Task goal: Entries follow. Set all of them down as they stand.

Data lines:

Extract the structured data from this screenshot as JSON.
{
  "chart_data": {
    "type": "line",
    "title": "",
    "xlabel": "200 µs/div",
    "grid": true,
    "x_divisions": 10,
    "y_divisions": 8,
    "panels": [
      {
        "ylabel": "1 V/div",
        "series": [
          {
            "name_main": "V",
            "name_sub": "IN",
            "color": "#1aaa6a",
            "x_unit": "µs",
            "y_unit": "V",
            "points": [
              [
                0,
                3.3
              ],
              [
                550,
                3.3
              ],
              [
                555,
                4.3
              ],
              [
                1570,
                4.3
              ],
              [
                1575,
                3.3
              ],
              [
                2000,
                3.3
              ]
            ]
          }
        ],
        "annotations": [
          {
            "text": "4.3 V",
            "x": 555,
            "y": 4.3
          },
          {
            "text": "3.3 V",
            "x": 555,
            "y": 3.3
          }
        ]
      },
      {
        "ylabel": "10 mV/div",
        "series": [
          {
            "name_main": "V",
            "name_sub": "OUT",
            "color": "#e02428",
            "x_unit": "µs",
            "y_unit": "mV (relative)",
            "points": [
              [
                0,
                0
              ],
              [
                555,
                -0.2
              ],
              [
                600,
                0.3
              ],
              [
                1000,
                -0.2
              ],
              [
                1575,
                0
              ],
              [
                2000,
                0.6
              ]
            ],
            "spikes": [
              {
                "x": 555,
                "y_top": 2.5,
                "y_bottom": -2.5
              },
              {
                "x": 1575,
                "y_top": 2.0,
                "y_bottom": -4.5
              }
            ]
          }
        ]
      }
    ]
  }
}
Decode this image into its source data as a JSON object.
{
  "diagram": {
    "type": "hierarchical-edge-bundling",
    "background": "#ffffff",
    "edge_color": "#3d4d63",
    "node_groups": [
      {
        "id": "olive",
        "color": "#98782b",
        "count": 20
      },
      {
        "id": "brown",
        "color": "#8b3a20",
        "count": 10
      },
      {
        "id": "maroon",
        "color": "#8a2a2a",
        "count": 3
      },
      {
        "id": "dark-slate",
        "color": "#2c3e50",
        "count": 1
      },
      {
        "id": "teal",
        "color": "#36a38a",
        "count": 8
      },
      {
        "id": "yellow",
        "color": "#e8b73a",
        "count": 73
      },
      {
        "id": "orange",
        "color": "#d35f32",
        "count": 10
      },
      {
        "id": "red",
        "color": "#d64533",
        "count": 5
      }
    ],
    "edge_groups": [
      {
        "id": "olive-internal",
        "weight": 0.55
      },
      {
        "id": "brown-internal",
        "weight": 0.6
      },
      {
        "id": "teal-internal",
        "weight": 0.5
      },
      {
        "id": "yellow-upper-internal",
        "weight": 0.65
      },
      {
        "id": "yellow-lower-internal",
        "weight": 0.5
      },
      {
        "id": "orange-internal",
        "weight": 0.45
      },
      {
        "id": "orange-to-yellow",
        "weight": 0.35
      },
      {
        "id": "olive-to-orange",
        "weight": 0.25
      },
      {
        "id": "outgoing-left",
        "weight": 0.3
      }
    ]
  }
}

Exercise solution:
Extract the structured data from this screenshot as JSON.
{
  "chart_data": {
    "type": "line",
    "title": "",
    "xlabel": "200 µs/div",
    "grid": true,
    "x_divisions": 10,
    "y_divisions": 8,
    "panels": [
      {
        "ylabel": "1 V/div",
        "series": [
          {
            "name_main": "V",
            "name_sub": "IN",
            "color": "#1aaa6a",
            "x_unit": "µs",
            "y_unit": "V",
            "points": [
              [
                0,
                3.3
              ],
              [
                550,
                3.3
              ],
              [
                555,
                4.3
              ],
              [
                1570,
                4.3
              ],
              [
                1575,
                3.3
              ],
              [
                2000,
                3.3
              ]
            ]
          }
        ],
        "annotations": [
          {
            "text": "4.3 V",
            "x": 555,
            "y": 4.3
          },
          {
            "text": "3.3 V",
            "x": 555,
            "y": 3.3
          }
        ]
      },
      {
        "ylabel": "10 mV/div",
        "series": [
          {
            "name_main": "V",
            "name_sub": "OUT",
            "color": "#e02428",
            "x_unit": "µs",
            "y_unit": "mV (relative)",
            "points": [
              [
                0,
                0
              ],
              [
                555,
                -0.2
              ],
              [
                600,
                0.3
              ],
              [
                1000,
                -0.2
              ],
              [
                1575,
                0
              ],
              [
                2000,
                0.6
              ]
            ],
            "spikes": [
              {
                "x": 555,
                "y_top": 2.5,
                "y_bottom": -2.5
              },
              {
                "x": 1575,
                "y_top": 2.0,
                "y_bottom": -4.5
              }
            ]
          }
        ]
      }
    ]
  }
}
Decode this image into its source data as a JSON object.
{
  "diagram": {
    "type": "hierarchical-edge-bundling",
    "background": "#ffffff",
    "edge_color": "#3d4d63",
    "node_groups": [
      {
        "id": "olive",
        "color": "#98782b",
        "count": 20
      },
      {
        "id": "brown",
        "color": "#8b3a20",
        "count": 10
      },
      {
        "id": "maroon",
        "color": "#8a2a2a",
        "count": 3
      },
      {
        "id": "dark-slate",
        "color": "#2c3e50",
        "count": 1
      },
      {
        "id": "teal",
        "color": "#36a38a",
        "count": 8
      },
      {
        "id": "yellow",
        "color": "#e8b73a",
        "count": 73
      },
      {
        "id": "orange",
        "color": "#d35f32",
        "count": 10
      },
      {
        "id": "red",
        "color": "#d64533",
        "count": 5
      }
    ],
    "edge_groups": [
      {
        "id": "olive-internal",
        "weight": 0.55
      },
      {
        "id": "brown-internal",
        "weight": 0.6
      },
      {
        "id": "teal-internal",
        "weight": 0.5
      },
      {
        "id": "yellow-upper-internal",
        "weight": 0.65
      },
      {
        "id": "yellow-lower-internal",
        "weight": 0.5
      },
      {
        "id": "orange-internal",
        "weight": 0.45
      },
      {
        "id": "orange-to-yellow",
        "weight": 0.35
      },
      {
        "id": "olive-to-orange",
        "weight": 0.25
      },
      {
        "id": "outgoing-left",
        "weight": 0.3
      }
    ]
  }
}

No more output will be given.